**WHAT TO WORK ON**
Each line that holds the word "color" counts once; report the total and nothing else.

**Dataset entries on figures**
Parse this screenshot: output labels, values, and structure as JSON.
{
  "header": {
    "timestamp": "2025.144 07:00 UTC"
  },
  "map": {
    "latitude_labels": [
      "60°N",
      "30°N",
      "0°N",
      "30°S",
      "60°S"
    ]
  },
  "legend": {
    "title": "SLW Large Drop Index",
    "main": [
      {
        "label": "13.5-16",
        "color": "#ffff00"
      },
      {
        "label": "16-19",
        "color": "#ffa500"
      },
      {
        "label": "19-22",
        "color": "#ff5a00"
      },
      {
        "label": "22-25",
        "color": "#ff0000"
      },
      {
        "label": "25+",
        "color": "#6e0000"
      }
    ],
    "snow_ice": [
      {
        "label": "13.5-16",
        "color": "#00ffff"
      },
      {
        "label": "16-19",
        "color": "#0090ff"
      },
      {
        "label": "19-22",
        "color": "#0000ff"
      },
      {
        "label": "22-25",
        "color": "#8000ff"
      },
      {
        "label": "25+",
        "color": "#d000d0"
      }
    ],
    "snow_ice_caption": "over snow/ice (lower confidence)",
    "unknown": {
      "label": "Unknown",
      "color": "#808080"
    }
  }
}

**EXERCISE RESULT**
11